Collected data entries
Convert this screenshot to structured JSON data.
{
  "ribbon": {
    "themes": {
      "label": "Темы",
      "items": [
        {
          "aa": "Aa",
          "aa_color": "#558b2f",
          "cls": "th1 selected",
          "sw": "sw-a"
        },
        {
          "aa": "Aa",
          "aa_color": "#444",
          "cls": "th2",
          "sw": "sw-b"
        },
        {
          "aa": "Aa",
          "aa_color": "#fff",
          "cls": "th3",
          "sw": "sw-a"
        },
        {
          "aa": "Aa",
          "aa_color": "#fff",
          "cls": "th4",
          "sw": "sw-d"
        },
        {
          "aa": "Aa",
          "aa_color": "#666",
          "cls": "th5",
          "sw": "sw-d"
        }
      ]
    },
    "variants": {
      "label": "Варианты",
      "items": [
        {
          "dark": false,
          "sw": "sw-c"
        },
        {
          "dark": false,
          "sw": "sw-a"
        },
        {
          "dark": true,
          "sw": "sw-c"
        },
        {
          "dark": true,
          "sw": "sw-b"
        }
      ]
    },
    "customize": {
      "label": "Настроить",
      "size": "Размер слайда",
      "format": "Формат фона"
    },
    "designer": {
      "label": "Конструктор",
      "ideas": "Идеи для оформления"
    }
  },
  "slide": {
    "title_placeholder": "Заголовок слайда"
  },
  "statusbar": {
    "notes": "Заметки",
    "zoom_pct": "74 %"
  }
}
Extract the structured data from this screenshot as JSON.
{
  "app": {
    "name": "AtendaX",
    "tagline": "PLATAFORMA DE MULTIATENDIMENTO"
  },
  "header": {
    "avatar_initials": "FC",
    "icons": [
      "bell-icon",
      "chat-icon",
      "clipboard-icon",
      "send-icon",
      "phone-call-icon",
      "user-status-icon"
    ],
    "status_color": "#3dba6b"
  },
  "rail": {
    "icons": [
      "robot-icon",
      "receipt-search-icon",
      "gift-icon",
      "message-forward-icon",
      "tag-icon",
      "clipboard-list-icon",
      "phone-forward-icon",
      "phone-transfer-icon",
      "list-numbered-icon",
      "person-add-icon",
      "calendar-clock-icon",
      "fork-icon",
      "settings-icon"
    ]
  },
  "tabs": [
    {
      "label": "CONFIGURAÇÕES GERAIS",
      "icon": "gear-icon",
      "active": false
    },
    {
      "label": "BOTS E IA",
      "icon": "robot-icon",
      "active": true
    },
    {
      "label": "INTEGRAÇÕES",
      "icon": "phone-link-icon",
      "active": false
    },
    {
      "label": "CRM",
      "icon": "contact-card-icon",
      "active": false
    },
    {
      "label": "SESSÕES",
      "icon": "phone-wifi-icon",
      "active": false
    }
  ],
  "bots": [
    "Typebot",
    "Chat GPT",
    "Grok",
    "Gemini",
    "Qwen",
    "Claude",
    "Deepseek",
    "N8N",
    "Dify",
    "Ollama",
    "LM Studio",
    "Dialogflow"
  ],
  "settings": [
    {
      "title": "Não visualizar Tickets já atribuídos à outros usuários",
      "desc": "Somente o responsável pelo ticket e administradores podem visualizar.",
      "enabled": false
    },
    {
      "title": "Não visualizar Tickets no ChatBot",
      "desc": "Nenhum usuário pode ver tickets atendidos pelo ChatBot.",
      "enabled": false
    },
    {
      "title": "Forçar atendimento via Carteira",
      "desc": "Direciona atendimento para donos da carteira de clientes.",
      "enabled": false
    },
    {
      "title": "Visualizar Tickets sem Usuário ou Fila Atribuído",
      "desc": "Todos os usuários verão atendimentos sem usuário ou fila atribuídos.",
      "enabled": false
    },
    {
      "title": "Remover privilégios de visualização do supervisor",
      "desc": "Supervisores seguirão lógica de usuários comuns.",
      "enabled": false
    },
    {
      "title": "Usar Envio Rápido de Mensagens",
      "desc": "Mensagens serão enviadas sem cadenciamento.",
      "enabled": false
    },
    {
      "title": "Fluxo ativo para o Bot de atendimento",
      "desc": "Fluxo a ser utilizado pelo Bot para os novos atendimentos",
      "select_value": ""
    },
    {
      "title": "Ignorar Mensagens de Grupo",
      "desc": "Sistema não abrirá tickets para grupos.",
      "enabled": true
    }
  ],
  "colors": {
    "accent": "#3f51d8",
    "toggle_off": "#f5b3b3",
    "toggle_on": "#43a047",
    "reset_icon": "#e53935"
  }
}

### What you are asked to do
Extract the full listing above without altering anything.

### The output
Convert this screenshot to structured JSON data.
{
  "ribbon": {
    "themes": {
      "label": "Темы",
      "items": [
        {
          "aa": "Aa",
          "aa_color": "#558b2f",
          "cls": "th1 selected",
          "sw": "sw-a"
        },
        {
          "aa": "Aa",
          "aa_color": "#444",
          "cls": "th2",
          "sw": "sw-b"
        },
        {
          "aa": "Aa",
          "aa_color": "#fff",
          "cls": "th3",
          "sw": "sw-a"
        },
        {
          "aa": "Aa",
          "aa_color": "#fff",
          "cls": "th4",
          "sw": "sw-d"
        },
        {
          "aa": "Aa",
          "aa_color": "#666",
          "cls": "th5",
          "sw": "sw-d"
        }
      ]
    },
    "variants": {
      "label": "Варианты",
      "items": [
        {
          "dark": false,
          "sw": "sw-c"
        },
        {
          "dark": false,
          "sw": "sw-a"
        },
        {
          "dark": true,
          "sw": "sw-c"
        },
        {
          "dark": true,
          "sw": "sw-b"
        }
      ]
    },
    "customize": {
      "label": "Настроить",
      "size": "Размер слайда",
      "format": "Формат фона"
    },
    "designer": {
      "label": "Конструктор",
      "ideas": "Идеи для оформления"
    }
  },
  "slide": {
    "title_placeholder": "Заголовок слайда"
  },
  "statusbar": {
    "notes": "Заметки",
    "zoom_pct": "74 %"
  }
}
Extract the structured data from this screenshot as JSON.
{
  "app": {
    "name": "AtendaX",
    "tagline": "PLATAFORMA DE MULTIATENDIMENTO"
  },
  "header": {
    "avatar_initials": "FC",
    "icons": [
      "bell-icon",
      "chat-icon",
      "clipboard-icon",
      "send-icon",
      "phone-call-icon",
      "user-status-icon"
    ],
    "status_color": "#3dba6b"
  },
  "rail": {
    "icons": [
      "robot-icon",
      "receipt-search-icon",
      "gift-icon",
      "message-forward-icon",
      "tag-icon",
      "clipboard-list-icon",
      "phone-forward-icon",
      "phone-transfer-icon",
      "list-numbered-icon",
      "person-add-icon",
      "calendar-clock-icon",
      "fork-icon",
      "settings-icon"
    ]
  },
  "tabs": [
    {
      "label": "CONFIGURAÇÕES GERAIS",
      "icon": "gear-icon",
      "active": false
    },
    {
      "label": "BOTS E IA",
      "icon": "robot-icon",
      "active": true
    },
    {
      "label": "INTEGRAÇÕES",
      "icon": "phone-link-icon",
      "active": false
    },
    {
      "label": "CRM",
      "icon": "contact-card-icon",
      "active": false
    },
    {
      "label": "SESSÕES",
      "icon": "phone-wifi-icon",
      "active": false
    }
  ],
  "bots": [
    "Typebot",
    "Chat GPT",
    "Grok",
    "Gemini",
    "Qwen",
    "Claude",
    "Deepseek",
    "N8N",
    "Dify",
    "Ollama",
    "LM Studio",
    "Dialogflow"
  ],
  "settings": [
    {
      "title": "Não visualizar Tickets já atribuídos à outros usuários",
      "desc": "Somente o responsável pelo ticket e administradores podem visualizar.",
      "enabled": false
    },
    {
      "title": "Não visualizar Tickets no ChatBot",
      "desc": "Nenhum usuário pode ver tickets atendidos pelo ChatBot.",
      "enabled": false
    },
    {
      "title": "Forçar atendimento via Carteira",
      "desc": "Direciona atendimento para donos da carteira de clientes.",
      "enabled": false
    },
    {
      "title": "Visualizar Tickets sem Usuário ou Fila Atribuído",
      "desc": "Todos os usuários verão atendimentos sem usuário ou fila atribuídos.",
      "enabled": false
    },
    {
      "title": "Remover privilégios de visualização do supervisor",
      "desc": "Supervisores seguirão lógica de usuários comuns.",
      "enabled": false
    },
    {
      "title": "Usar Envio Rápido de Mensagens",
      "desc": "Mensagens serão enviadas sem cadenciamento.",
      "enabled": false
    },
    {
      "title": "Fluxo ativo para o Bot de atendimento",
      "desc": "Fluxo a ser utilizado pelo Bot para os novos atendimentos",
      "select_value": ""
    },
    {
      "title": "Ignorar Mensagens de Grupo",
      "desc": "Sistema não abrirá tickets para grupos.",
      "enabled": true
    }
  ],
  "colors": {
    "accent": "#3f51d8",
    "toggle_off": "#f5b3b3",
    "toggle_on": "#43a047",
    "reset_icon": "#e53935"
  }
}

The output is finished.